◆ WORK INSTRUCTIONS:
Search the listing below for "其他人员". Copy each matching line.

** BEGIN **

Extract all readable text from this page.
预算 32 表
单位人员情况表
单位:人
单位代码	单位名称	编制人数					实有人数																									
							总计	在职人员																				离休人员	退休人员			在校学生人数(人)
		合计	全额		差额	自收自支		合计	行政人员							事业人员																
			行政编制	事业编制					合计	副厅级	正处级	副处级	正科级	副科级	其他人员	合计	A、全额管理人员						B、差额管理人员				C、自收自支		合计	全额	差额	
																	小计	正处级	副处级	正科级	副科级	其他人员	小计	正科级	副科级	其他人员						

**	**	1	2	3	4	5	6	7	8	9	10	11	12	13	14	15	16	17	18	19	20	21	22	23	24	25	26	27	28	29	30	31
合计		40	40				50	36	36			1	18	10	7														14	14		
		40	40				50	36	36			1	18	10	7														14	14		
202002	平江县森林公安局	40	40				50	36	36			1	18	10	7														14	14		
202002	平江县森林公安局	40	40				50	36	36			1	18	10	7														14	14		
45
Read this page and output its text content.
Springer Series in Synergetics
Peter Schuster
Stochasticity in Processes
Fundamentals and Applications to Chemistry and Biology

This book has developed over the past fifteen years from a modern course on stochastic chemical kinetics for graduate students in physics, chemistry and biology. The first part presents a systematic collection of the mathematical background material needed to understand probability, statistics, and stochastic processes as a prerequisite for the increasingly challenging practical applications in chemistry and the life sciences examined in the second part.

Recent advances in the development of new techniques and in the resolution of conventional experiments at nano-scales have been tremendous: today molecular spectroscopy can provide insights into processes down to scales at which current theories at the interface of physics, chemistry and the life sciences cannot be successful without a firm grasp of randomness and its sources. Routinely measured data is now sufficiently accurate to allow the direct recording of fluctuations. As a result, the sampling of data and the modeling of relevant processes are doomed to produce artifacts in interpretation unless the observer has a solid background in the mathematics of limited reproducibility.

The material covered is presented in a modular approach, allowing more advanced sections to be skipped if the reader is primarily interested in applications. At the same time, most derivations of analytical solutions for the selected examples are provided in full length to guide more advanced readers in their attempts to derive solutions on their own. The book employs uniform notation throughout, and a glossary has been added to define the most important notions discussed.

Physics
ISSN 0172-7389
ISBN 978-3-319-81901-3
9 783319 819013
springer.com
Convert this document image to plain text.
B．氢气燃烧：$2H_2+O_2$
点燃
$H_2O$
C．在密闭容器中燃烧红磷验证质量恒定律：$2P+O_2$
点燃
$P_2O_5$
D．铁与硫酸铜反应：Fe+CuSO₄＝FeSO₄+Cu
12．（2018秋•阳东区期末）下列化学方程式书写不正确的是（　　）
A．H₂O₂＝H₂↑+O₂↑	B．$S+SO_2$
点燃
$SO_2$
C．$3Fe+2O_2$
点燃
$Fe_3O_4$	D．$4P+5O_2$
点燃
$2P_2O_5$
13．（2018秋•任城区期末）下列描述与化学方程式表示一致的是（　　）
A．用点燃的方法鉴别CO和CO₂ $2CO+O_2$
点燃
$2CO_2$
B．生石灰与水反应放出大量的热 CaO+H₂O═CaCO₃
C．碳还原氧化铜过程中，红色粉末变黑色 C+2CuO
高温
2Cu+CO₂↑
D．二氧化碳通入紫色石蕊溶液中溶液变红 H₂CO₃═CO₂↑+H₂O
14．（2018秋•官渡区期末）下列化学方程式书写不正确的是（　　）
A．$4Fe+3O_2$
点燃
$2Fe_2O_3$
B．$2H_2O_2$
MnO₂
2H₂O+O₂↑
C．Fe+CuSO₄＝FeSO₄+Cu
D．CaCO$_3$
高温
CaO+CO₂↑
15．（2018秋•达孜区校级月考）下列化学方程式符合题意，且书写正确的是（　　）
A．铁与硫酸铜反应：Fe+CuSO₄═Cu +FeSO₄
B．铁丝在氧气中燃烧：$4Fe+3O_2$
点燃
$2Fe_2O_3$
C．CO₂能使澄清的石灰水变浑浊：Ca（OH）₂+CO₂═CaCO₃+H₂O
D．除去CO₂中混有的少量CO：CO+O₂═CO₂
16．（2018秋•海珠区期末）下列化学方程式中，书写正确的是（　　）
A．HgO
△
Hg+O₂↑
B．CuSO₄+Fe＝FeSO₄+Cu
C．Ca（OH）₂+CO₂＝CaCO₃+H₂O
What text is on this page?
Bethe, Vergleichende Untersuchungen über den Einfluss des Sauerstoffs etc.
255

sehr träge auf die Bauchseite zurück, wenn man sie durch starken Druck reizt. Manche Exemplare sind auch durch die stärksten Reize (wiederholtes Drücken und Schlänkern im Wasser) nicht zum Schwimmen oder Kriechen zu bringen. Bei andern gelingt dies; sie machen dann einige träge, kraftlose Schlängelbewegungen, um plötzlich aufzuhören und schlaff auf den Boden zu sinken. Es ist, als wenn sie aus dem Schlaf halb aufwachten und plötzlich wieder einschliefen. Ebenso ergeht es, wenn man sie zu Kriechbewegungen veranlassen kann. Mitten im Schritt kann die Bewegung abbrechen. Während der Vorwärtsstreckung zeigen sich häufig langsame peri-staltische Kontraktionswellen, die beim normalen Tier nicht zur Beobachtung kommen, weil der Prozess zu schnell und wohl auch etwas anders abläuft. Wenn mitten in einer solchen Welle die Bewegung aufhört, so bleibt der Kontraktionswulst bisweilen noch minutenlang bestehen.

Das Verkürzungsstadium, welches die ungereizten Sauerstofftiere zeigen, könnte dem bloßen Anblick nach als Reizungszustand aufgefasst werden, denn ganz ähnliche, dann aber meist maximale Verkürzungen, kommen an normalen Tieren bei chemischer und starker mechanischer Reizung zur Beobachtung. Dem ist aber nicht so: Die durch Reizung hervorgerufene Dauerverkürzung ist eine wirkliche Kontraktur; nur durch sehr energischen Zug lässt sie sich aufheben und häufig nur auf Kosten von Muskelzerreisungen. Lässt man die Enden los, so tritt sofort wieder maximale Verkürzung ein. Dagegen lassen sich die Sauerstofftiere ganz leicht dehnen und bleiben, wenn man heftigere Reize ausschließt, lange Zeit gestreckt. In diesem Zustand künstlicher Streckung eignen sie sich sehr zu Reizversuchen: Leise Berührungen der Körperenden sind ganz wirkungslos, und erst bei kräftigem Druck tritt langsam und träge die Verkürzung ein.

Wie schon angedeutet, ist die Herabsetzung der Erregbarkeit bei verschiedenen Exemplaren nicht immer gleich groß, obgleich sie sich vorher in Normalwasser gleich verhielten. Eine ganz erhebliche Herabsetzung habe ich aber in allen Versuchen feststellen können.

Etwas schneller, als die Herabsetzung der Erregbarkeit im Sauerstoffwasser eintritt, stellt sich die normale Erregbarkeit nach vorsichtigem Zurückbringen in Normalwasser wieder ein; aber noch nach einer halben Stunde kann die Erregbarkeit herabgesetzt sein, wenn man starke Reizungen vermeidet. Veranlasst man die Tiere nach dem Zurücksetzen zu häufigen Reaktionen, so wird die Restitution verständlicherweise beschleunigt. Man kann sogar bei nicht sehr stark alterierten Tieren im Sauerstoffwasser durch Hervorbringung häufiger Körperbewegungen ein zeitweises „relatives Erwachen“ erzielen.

** END **

◆ SOLUTION TO THIS TASK:
			行政编制	事业编制					合计	副厅级	正处级	副处级	正科级	副科级	其他人员	合计	A、全额管理人员						B、差额管理人员				C、自收自支		合计	全额	差额	
																	小计	正处级	副处级	正科级	副科级	其他人员	小计	正科级	副科级	其他人员						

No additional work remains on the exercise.